## Data entries
------------
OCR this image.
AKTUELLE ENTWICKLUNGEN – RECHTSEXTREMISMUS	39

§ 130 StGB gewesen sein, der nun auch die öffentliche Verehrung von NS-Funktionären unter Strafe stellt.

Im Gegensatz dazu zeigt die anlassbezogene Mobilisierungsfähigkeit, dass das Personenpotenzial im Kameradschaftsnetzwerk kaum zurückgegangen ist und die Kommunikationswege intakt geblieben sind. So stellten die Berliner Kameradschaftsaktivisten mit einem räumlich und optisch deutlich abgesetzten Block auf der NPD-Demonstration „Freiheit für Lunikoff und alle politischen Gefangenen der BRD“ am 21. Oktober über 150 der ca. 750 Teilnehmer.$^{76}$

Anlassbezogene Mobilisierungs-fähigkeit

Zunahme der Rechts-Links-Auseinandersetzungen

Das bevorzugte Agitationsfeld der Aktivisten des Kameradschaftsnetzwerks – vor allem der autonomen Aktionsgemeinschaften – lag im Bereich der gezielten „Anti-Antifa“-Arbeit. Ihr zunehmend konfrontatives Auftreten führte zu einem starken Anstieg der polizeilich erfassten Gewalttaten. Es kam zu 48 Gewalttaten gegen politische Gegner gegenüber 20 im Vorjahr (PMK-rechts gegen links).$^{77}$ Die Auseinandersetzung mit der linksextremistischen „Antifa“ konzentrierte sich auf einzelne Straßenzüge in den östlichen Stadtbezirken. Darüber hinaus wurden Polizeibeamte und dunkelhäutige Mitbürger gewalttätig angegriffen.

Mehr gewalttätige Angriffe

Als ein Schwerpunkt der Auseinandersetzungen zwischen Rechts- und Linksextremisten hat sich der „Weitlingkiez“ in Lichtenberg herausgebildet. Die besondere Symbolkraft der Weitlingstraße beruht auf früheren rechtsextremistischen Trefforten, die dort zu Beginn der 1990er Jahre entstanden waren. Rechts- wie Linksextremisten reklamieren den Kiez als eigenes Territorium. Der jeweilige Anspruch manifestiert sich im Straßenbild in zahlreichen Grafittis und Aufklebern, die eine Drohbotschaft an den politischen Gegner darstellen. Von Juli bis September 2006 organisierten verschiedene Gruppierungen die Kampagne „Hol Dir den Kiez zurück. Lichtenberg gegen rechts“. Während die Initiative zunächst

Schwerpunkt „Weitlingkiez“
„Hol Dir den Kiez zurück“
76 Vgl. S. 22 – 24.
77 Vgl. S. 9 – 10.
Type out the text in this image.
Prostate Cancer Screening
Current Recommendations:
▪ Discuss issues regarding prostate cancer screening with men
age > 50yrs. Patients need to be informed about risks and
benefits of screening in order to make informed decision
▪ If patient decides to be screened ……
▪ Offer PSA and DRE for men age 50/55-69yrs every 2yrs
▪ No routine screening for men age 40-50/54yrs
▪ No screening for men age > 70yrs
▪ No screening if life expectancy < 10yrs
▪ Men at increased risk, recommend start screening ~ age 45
------------
## EXERCISE OBJECTIVE
Give back, word for word, the lines from the one with "Type out the text in this image." through the last line of the entries, both included, and no other line.

## EXPECTED ANSWER
Type out the text in this image.
Prostate Cancer Screening
Current Recommendations:
▪ Discuss issues regarding prostate cancer screening with men
age > 50yrs. Patients need to be informed about risks and
benefits of screening in order to make informed decision
▪ If patient decides to be screened ……
▪ Offer PSA and DRE for men age 50/55-69yrs every 2yrs
▪ No routine screening for men age 40-50/54yrs
▪ No screening for men age > 70yrs
▪ No screening if life expectancy < 10yrs
▪ Men at increased risk, recommend start screening ~ age 45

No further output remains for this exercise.